====== MATERIAL
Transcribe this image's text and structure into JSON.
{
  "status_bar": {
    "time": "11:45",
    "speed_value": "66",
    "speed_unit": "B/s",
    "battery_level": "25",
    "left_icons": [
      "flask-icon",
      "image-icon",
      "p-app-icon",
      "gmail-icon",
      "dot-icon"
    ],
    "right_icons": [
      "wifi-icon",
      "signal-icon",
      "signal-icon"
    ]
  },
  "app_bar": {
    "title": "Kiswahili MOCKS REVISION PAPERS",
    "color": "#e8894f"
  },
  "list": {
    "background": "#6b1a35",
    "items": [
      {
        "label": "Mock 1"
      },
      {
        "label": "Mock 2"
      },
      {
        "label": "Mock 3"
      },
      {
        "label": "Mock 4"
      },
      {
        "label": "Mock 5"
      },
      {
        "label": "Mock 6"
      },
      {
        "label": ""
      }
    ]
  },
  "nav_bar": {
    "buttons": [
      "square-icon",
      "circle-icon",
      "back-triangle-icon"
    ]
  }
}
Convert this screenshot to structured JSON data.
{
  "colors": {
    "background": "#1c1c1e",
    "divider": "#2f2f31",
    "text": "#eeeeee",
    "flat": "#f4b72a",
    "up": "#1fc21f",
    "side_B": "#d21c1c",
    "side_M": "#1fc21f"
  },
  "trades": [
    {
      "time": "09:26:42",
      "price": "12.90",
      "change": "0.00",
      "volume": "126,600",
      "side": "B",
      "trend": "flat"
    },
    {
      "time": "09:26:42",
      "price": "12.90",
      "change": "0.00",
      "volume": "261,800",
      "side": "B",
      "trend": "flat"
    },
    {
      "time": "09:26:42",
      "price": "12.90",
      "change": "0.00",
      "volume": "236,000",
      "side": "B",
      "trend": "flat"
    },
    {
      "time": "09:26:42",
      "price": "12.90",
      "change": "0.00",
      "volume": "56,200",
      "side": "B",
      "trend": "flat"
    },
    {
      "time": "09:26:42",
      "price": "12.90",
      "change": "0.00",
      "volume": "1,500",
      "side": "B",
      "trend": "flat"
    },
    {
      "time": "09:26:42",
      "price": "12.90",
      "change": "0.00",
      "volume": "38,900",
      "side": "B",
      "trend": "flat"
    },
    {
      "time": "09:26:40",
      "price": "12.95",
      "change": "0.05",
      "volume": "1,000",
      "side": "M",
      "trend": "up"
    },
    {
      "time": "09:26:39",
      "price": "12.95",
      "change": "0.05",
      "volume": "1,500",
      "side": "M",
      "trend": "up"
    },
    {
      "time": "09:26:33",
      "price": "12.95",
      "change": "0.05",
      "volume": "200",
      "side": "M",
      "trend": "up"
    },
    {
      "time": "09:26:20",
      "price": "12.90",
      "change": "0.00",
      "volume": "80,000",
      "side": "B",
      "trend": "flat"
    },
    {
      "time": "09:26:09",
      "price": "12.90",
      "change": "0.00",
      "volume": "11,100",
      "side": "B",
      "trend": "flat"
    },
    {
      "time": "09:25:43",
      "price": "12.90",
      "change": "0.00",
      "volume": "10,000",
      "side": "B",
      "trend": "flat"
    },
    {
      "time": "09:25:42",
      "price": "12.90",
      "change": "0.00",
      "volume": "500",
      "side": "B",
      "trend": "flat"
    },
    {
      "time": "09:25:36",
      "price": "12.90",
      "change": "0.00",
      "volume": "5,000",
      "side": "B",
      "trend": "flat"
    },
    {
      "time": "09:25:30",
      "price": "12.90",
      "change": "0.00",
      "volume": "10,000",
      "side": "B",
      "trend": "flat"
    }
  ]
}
============
STATED EXERCISE
Determine the number of lines in the data that contain "text" as a word or string, and state only that number.

RESPONSE BELOW
2